What you will do - Copy the data exactly; pictures stay out of the copy.

════════════════

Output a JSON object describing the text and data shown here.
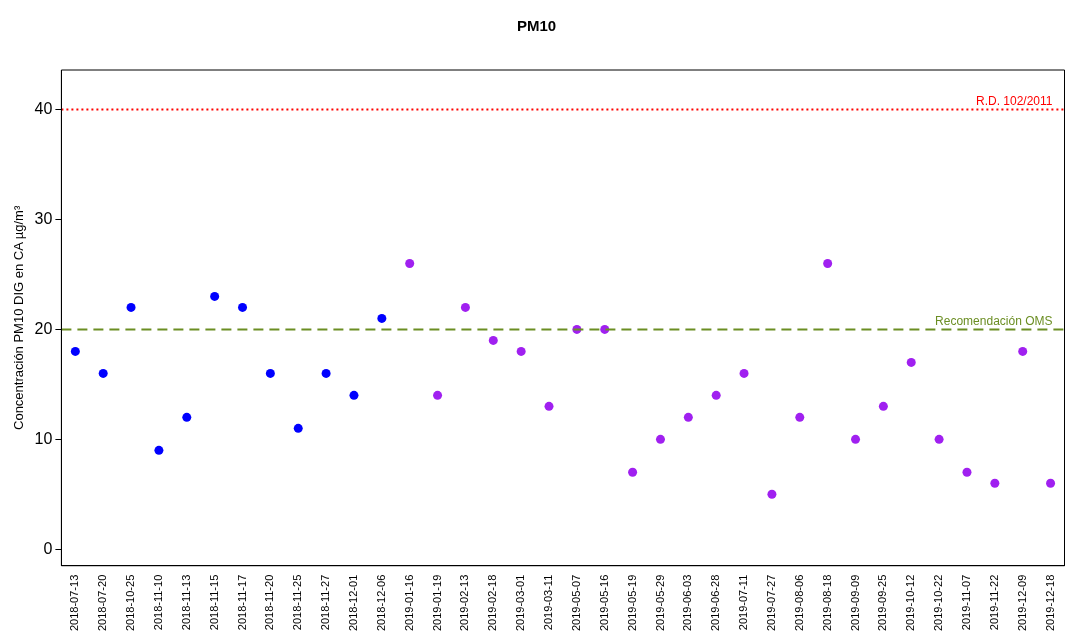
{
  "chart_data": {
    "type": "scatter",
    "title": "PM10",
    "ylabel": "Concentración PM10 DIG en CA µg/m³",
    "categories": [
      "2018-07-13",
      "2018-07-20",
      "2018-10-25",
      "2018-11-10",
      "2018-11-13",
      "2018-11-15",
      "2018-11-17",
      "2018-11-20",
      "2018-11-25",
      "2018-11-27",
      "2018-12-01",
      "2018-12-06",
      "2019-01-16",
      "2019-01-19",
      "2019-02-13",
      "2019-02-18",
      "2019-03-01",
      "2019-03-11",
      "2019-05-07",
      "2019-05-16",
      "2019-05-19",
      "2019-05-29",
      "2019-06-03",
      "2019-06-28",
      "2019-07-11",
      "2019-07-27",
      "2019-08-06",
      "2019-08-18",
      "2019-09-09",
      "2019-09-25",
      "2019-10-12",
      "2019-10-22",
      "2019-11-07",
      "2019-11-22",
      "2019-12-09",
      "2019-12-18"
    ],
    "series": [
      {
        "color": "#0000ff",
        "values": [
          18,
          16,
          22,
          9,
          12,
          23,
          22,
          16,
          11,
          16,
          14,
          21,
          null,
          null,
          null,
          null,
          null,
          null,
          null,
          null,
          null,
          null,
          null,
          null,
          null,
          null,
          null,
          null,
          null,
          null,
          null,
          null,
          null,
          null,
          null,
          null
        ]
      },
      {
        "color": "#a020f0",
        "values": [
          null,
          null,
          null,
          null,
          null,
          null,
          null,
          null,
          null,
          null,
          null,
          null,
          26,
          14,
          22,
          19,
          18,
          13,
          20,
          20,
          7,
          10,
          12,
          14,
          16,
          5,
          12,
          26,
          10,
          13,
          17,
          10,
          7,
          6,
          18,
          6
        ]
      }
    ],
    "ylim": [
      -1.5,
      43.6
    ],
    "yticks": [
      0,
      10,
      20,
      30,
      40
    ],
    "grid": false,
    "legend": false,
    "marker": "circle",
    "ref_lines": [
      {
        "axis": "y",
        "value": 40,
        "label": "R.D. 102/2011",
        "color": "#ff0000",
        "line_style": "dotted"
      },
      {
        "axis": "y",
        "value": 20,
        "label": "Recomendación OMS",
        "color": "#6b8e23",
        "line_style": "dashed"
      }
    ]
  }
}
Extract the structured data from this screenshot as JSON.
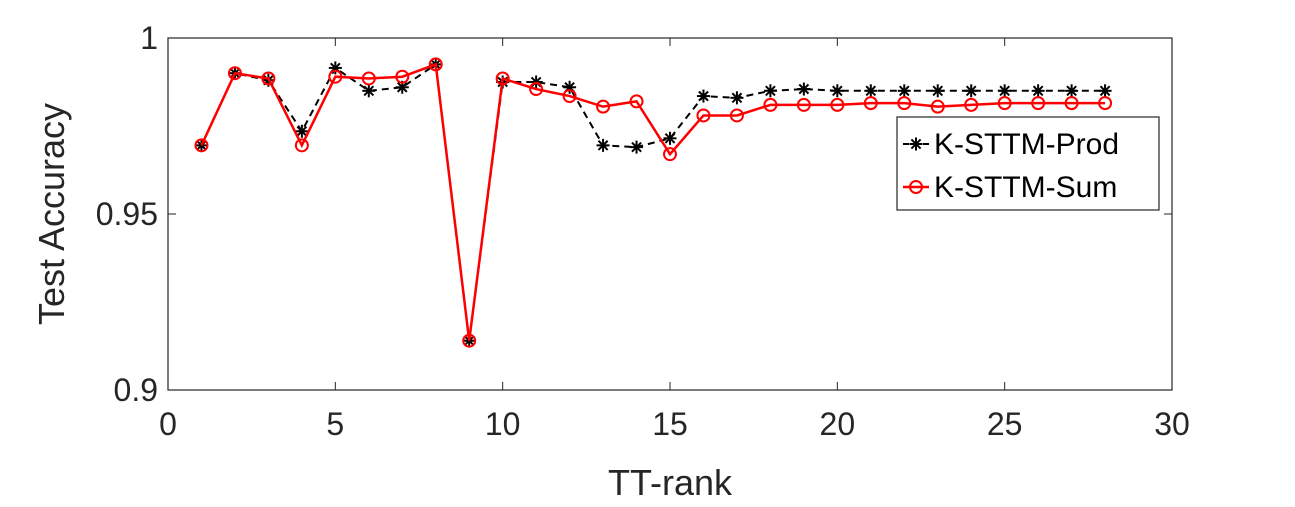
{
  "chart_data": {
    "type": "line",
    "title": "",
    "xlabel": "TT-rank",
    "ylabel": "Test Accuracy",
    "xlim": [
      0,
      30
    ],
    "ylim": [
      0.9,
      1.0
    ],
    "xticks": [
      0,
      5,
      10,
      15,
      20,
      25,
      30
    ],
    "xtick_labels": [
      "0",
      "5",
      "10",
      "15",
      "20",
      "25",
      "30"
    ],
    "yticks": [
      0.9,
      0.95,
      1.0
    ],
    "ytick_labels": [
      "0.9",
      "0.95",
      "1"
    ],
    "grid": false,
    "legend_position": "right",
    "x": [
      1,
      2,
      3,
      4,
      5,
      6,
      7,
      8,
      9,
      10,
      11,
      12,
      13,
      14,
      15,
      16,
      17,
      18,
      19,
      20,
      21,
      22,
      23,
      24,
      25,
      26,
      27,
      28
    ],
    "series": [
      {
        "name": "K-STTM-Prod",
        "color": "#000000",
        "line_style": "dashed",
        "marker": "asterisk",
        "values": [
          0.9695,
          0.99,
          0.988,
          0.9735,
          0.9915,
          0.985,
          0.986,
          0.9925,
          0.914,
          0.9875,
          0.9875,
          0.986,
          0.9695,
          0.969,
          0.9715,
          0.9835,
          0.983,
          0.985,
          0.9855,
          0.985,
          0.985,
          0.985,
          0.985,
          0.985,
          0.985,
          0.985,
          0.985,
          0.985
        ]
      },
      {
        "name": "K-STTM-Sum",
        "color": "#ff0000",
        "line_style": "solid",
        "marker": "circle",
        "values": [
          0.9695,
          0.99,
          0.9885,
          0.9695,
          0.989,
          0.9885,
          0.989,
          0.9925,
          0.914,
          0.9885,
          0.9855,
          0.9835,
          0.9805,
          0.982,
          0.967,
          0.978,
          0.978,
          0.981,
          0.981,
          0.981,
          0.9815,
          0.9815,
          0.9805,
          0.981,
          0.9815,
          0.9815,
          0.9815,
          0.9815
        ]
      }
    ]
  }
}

════════════════

Right answer -
Output a JSON object describing the text and data shown here.
{
  "chart_data": {
    "type": "scatter",
    "title": "PM10",
    "ylabel": "Concentración PM10 DIG en CA µg/m³",
    "categories": [
      "2018-07-13",
      "2018-07-20",
      "2018-10-25",
      "2018-11-10",
      "2018-11-13",
      "2018-11-15",
      "2018-11-17",
      "2018-11-20",
      "2018-11-25",
      "2018-11-27",
      "2018-12-01",
      "2018-12-06",
      "2019-01-16",
      "2019-01-19",
      "2019-02-13",
      "2019-02-18",
      "2019-03-01",
      "2019-03-11",
      "2019-05-07",
      "2019-05-16",
      "2019-05-19",
      "2019-05-29",
      "2019-06-03",
      "2019-06-28",
      "2019-07-11",
      "2019-07-27",
      "2019-08-06",
      "2019-08-18",
      "2019-09-09",
      "2019-09-25",
      "2019-10-12",
      "2019-10-22",
      "2019-11-07",
      "2019-11-22",
      "2019-12-09",
      "2019-12-18"
    ],
    "series": [
      {
        "color": "#0000ff",
        "values": [
          18,
          16,
          22,
          9,
          12,
          23,
          22,
          16,
          11,
          16,
          14,
          21,
          null,
          null,
          null,
          null,
          null,
          null,
          null,
          null,
          null,
          null,
          null,
          null,
          null,
          null,
          null,
          null,
          null,
          null,
          null,
          null,
          null,
          null,
          null,
          null
        ]
      },
      {
        "color": "#a020f0",
        "values": [
          null,
          null,
          null,
          null,
          null,
          null,
          null,
          null,
          null,
          null,
          null,
          null,
          26,
          14,
          22,
          19,
          18,
          13,
          20,
          20,
          7,
          10,
          12,
          14,
          16,
          5,
          12,
          26,
          10,
          13,
          17,
          10,
          7,
          6,
          18,
          6
        ]
      }
    ],
    "ylim": [
      -1.5,
      43.6
    ],
    "yticks": [
      0,
      10,
      20,
      30,
      40
    ],
    "grid": false,
    "legend": false,
    "marker": "circle",
    "ref_lines": [
      {
        "axis": "y",
        "value": 40,
        "label": "R.D. 102/2011",
        "color": "#ff0000",
        "line_style": "dotted"
      },
      {
        "axis": "y",
        "value": 20,
        "label": "Recomendación OMS",
        "color": "#6b8e23",
        "line_style": "dashed"
      }
    ]
  }
}
Extract the structured data from this screenshot as JSON.
{
  "chart_data": {
    "type": "line",
    "title": "",
    "xlabel": "TT-rank",
    "ylabel": "Test Accuracy",
    "xlim": [
      0,
      30
    ],
    "ylim": [
      0.9,
      1.0
    ],
    "xticks": [
      0,
      5,
      10,
      15,
      20,
      25,
      30
    ],
    "xtick_labels": [
      "0",
      "5",
      "10",
      "15",
      "20",
      "25",
      "30"
    ],
    "yticks": [
      0.9,
      0.95,
      1.0
    ],
    "ytick_labels": [
      "0.9",
      "0.95",
      "1"
    ],
    "grid": false,
    "legend_position": "right",
    "x": [
      1,
      2,
      3,
      4,
      5,
      6,
      7,
      8,
      9,
      10,
      11,
      12,
      13,
      14,
      15,
      16,
      17,
      18,
      19,
      20,
      21,
      22,
      23,
      24,
      25,
      26,
      27,
      28
    ],
    "series": [
      {
        "name": "K-STTM-Prod",
        "color": "#000000",
        "line_style": "dashed",
        "marker": "asterisk",
        "values": [
          0.9695,
          0.99,
          0.988,
          0.9735,
          0.9915,
          0.985,
          0.986,
          0.9925,
          0.914,
          0.9875,
          0.9875,
          0.986,
          0.9695,
          0.969,
          0.9715,
          0.9835,
          0.983,
          0.985,
          0.9855,
          0.985,
          0.985,
          0.985,
          0.985,
          0.985,
          0.985,
          0.985,
          0.985,
          0.985
        ]
      },
      {
        "name": "K-STTM-Sum",
        "color": "#ff0000",
        "line_style": "solid",
        "marker": "circle",
        "values": [
          0.9695,
          0.99,
          0.9885,
          0.9695,
          0.989,
          0.9885,
          0.989,
          0.9925,
          0.914,
          0.9885,
          0.9855,
          0.9835,
          0.9805,
          0.982,
          0.967,
          0.978,
          0.978,
          0.981,
          0.981,
          0.981,
          0.9815,
          0.9815,
          0.9805,
          0.981,
          0.9815,
          0.9815,
          0.9815,
          0.9815
        ]
      }
    ]
  }
}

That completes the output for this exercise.